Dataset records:
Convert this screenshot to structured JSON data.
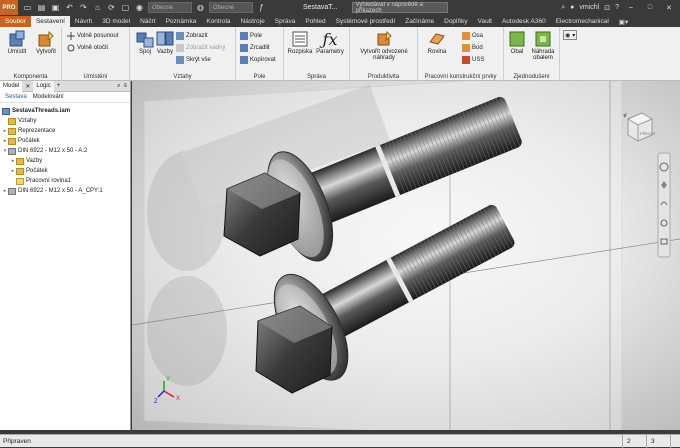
{
  "title_bar": {
    "logo": "PRO",
    "appearance_combo": "Obecné",
    "material_combo": "Obecné",
    "window_title": "SestavaT...",
    "search_placeholder": "Vyhledávat v nápovědě a příkazech",
    "user": "vmichl",
    "help": "?"
  },
  "tabs": [
    {
      "label": "Soubor"
    },
    {
      "label": "Sestavení"
    },
    {
      "label": "Návrh"
    },
    {
      "label": "3D model"
    },
    {
      "label": "Náčrt"
    },
    {
      "label": "Poznámka"
    },
    {
      "label": "Kontrola"
    },
    {
      "label": "Nástroje"
    },
    {
      "label": "Správa"
    },
    {
      "label": "Pohled"
    },
    {
      "label": "Systémové prostředí"
    },
    {
      "label": "Začínáme"
    },
    {
      "label": "Doplňky"
    },
    {
      "label": "Vault"
    },
    {
      "label": "Autodesk A360"
    },
    {
      "label": "Electromechanical"
    }
  ],
  "ribbon": {
    "komponenta": {
      "title": "Komponenta",
      "umistit": "Umístit",
      "vytvorit": "Vytvořit"
    },
    "umisteni": {
      "title": "Umístění",
      "volne_posunout": "Volně posunout",
      "volne_otocit": "Volně otočit"
    },
    "vztahy": {
      "title": "Vztahy",
      "spoj": "Spoj",
      "vazby": "Vazby",
      "zobrazit": "Zobrazit",
      "zobrazit_vadny": "Zobrazit vadný",
      "skryt_vse": "Skrýt vše"
    },
    "pole": {
      "title": "Pole",
      "pole": "Pole",
      "zrcadlit": "Zrcadlit",
      "kopirovat": "Kopírovat"
    },
    "sprava": {
      "title": "Správa",
      "rozpiska": "Rozpiska",
      "parametry": "Parametry"
    },
    "produktivita": {
      "title": "Produktivita",
      "vytvorit_odvozene": "Vytvořit odvozené",
      "nahrady": "náhrady"
    },
    "pracovni": {
      "title": "Pracovní konstrukční prvky",
      "rovina": "Rovina",
      "osa": "Osa",
      "bod": "Bod",
      "uss": "USS"
    },
    "zjednoduseni": {
      "title": "Zjednodušení",
      "obal": "Obal",
      "nahrada_obalem": "Náhrada",
      "obalem": "obalem"
    }
  },
  "browser": {
    "tab_model": "Model",
    "tab_logic": "Logic",
    "sub_sestava": "Sestava",
    "sub_modelovani": "Modelování",
    "tree": [
      {
        "label": "SestavaThreads.iam",
        "icon": "assembly-icon"
      },
      {
        "label": "Vztahy",
        "icon": "folder-icon"
      },
      {
        "label": "Reprezentace",
        "icon": "folder-icon"
      },
      {
        "label": "Počátek",
        "icon": "folder-icon"
      },
      {
        "label": "DIN 6922 - M12 x 50 - A:2",
        "icon": "part-icon"
      },
      {
        "label": "Vazby",
        "icon": "folder-icon"
      },
      {
        "label": "Počátek",
        "icon": "folder-icon"
      },
      {
        "label": "Pracovní rovina1",
        "icon": "plane-icon"
      },
      {
        "label": "DIN 6922 - M12 x 50 - A_CPY:1",
        "icon": "part-icon"
      }
    ]
  },
  "viewcube": {
    "face_front": "PŘEDNÍ",
    "face_top": "HORNÍ"
  },
  "triad": {
    "x": "X",
    "y": "Y",
    "z": "Z"
  },
  "status": {
    "message": "Připraven",
    "count1": "2",
    "count2": "3"
  }
}
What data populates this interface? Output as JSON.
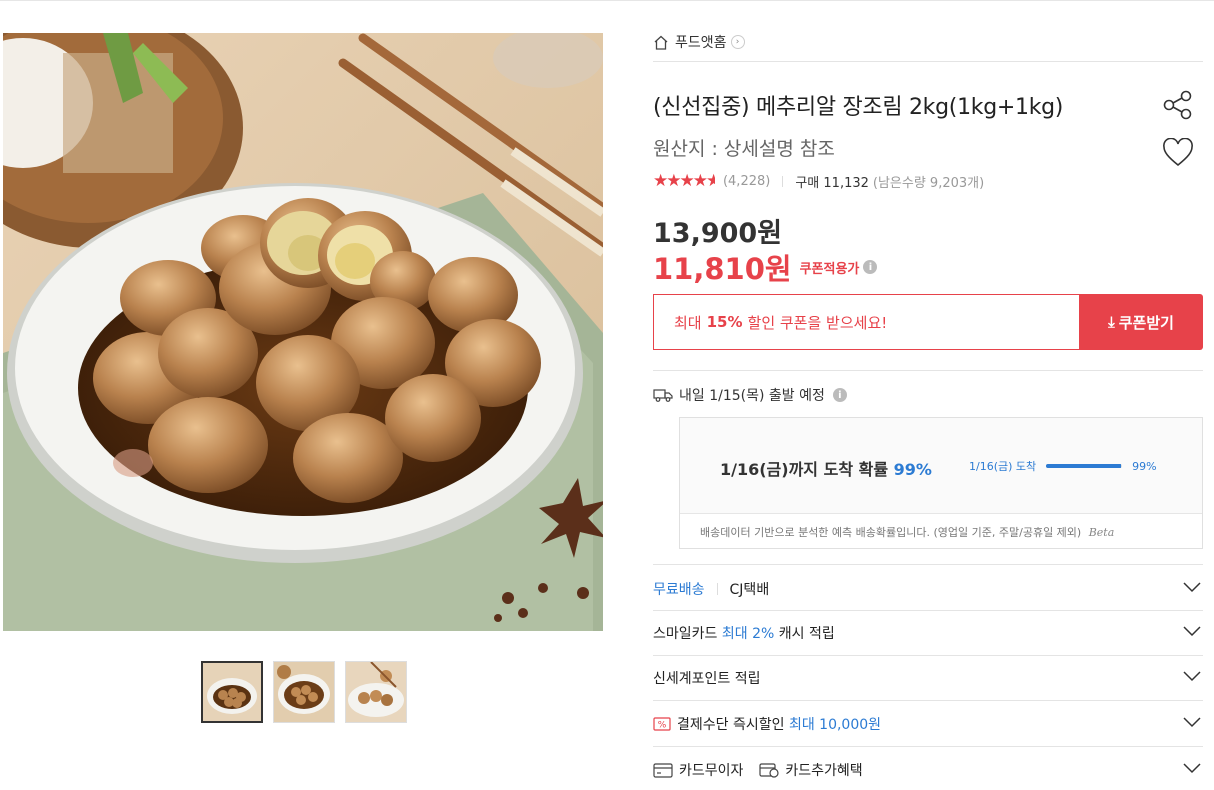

• [Request]:
Write out every entry again word for word, without any of the pictures.

• [Answer for this exercise]:
Convert this screenshot to structured JSON data.
{
  "title_bar": {
    "logo": "PRO",
    "appearance_combo": "Obecné",
    "material_combo": "Obecné",
    "window_title": "SestavaT...",
    "search_placeholder": "Vyhledávat v nápovědě a příkazech",
    "user": "vmichl",
    "help": "?"
  },
  "tabs": [
    {
      "label": "Soubor"
    },
    {
      "label": "Sestavení"
    },
    {
      "label": "Návrh"
    },
    {
      "label": "3D model"
    },
    {
      "label": "Náčrt"
    },
    {
      "label": "Poznámka"
    },
    {
      "label": "Kontrola"
    },
    {
      "label": "Nástroje"
    },
    {
      "label": "Správa"
    },
    {
      "label": "Pohled"
    },
    {
      "label": "Systémové prostředí"
    },
    {
      "label": "Začínáme"
    },
    {
      "label": "Doplňky"
    },
    {
      "label": "Vault"
    },
    {
      "label": "Autodesk A360"
    },
    {
      "label": "Electromechanical"
    }
  ],
  "ribbon": {
    "komponenta": {
      "title": "Komponenta",
      "umistit": "Umístit",
      "vytvorit": "Vytvořit"
    },
    "umisteni": {
      "title": "Umístění",
      "volne_posunout": "Volně posunout",
      "volne_otocit": "Volně otočit"
    },
    "vztahy": {
      "title": "Vztahy",
      "spoj": "Spoj",
      "vazby": "Vazby",
      "zobrazit": "Zobrazit",
      "zobrazit_vadny": "Zobrazit vadný",
      "skryt_vse": "Skrýt vše"
    },
    "pole": {
      "title": "Pole",
      "pole": "Pole",
      "zrcadlit": "Zrcadlit",
      "kopirovat": "Kopírovat"
    },
    "sprava": {
      "title": "Správa",
      "rozpiska": "Rozpiska",
      "parametry": "Parametry"
    },
    "produktivita": {
      "title": "Produktivita",
      "vytvorit_odvozene": "Vytvořit odvozené",
      "nahrady": "náhrady"
    },
    "pracovni": {
      "title": "Pracovní konstrukční prvky",
      "rovina": "Rovina",
      "osa": "Osa",
      "bod": "Bod",
      "uss": "USS"
    },
    "zjednoduseni": {
      "title": "Zjednodušení",
      "obal": "Obal",
      "nahrada_obalem": "Náhrada",
      "obalem": "obalem"
    }
  },
  "browser": {
    "tab_model": "Model",
    "tab_logic": "Logic",
    "sub_sestava": "Sestava",
    "sub_modelovani": "Modelování",
    "tree": [
      {
        "label": "SestavaThreads.iam",
        "icon": "assembly-icon"
      },
      {
        "label": "Vztahy",
        "icon": "folder-icon"
      },
      {
        "label": "Reprezentace",
        "icon": "folder-icon"
      },
      {
        "label": "Počátek",
        "icon": "folder-icon"
      },
      {
        "label": "DIN 6922 - M12 x 50 - A:2",
        "icon": "part-icon"
      },
      {
        "label": "Vazby",
        "icon": "folder-icon"
      },
      {
        "label": "Počátek",
        "icon": "folder-icon"
      },
      {
        "label": "Pracovní rovina1",
        "icon": "plane-icon"
      },
      {
        "label": "DIN 6922 - M12 x 50 - A_CPY:1",
        "icon": "part-icon"
      }
    ]
  },
  "viewcube": {
    "face_front": "PŘEDNÍ",
    "face_top": "HORNÍ"
  },
  "triad": {
    "x": "X",
    "y": "Y",
    "z": "Z"
  },
  "status": {
    "message": "Připraven",
    "count1": "2",
    "count2": "3"
  }
}
What data populates this interface? Output as JSON.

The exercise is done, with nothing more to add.